▶ **Directions**:
Can you transcribe the data exactly? Leave the pictures out.

▶ **Data to process**:
.....

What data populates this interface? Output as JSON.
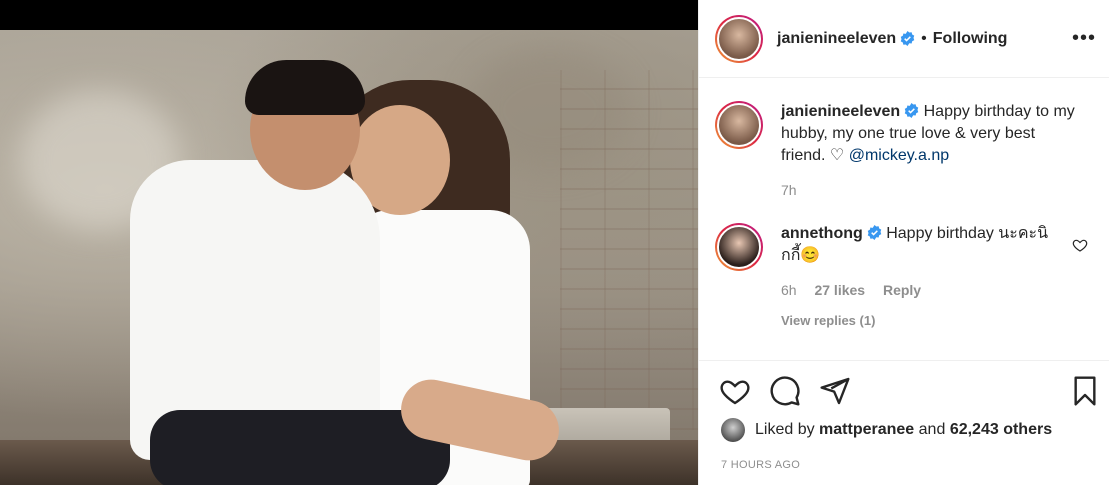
{
  "post": {
    "username": "janienineeleven",
    "follow_separator": "•",
    "follow_status": "Following",
    "more_label": "•••"
  },
  "caption": {
    "username": "janienineeleven",
    "text": "Happy birthday to my hubby, my one true love & very best friend.",
    "heart": "♡",
    "mention": "@mickey.a.np",
    "time": "7h"
  },
  "comments": [
    {
      "username": "annethong",
      "text": "Happy birthday นะคะนิกกี้😊",
      "time": "6h",
      "likes": "27 likes",
      "reply": "Reply",
      "view_replies": "View replies (1)"
    }
  ],
  "likes": {
    "prefix": "Liked by",
    "user": "mattperanee",
    "conj": "and",
    "count": "62,243 others"
  },
  "timestamp": "7 HOURS AGO",
  "icons": [
    "heart-icon",
    "comment-icon",
    "share-icon",
    "bookmark-icon",
    "more-icon",
    "verified-icon"
  ],
  "colors": {
    "verified": "#3897f0",
    "mention": "#00376b",
    "muted": "#8e8e8e"
  }
}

.....

▶ **Task output**:
What data populates this interface? Output as JSON.
{
  "post": {
    "username": "janienineeleven",
    "follow_separator": "•",
    "follow_status": "Following",
    "more_label": "•••"
  },
  "caption": {
    "username": "janienineeleven",
    "text": "Happy birthday to my hubby, my one true love & very best friend.",
    "heart": "♡",
    "mention": "@mickey.a.np",
    "time": "7h"
  },
  "comments": [
    {
      "username": "annethong",
      "text": "Happy birthday นะคะนิกกี้😊",
      "time": "6h",
      "likes": "27 likes",
      "reply": "Reply",
      "view_replies": "View replies (1)"
    }
  ],
  "likes": {
    "prefix": "Liked by",
    "user": "mattperanee",
    "conj": "and",
    "count": "62,243 others"
  },
  "timestamp": "7 HOURS AGO",
  "icons": [
    "heart-icon",
    "comment-icon",
    "share-icon",
    "bookmark-icon",
    "more-icon",
    "verified-icon"
  ],
  "colors": {
    "verified": "#3897f0",
    "mention": "#00376b",
    "muted": "#8e8e8e"
  }
}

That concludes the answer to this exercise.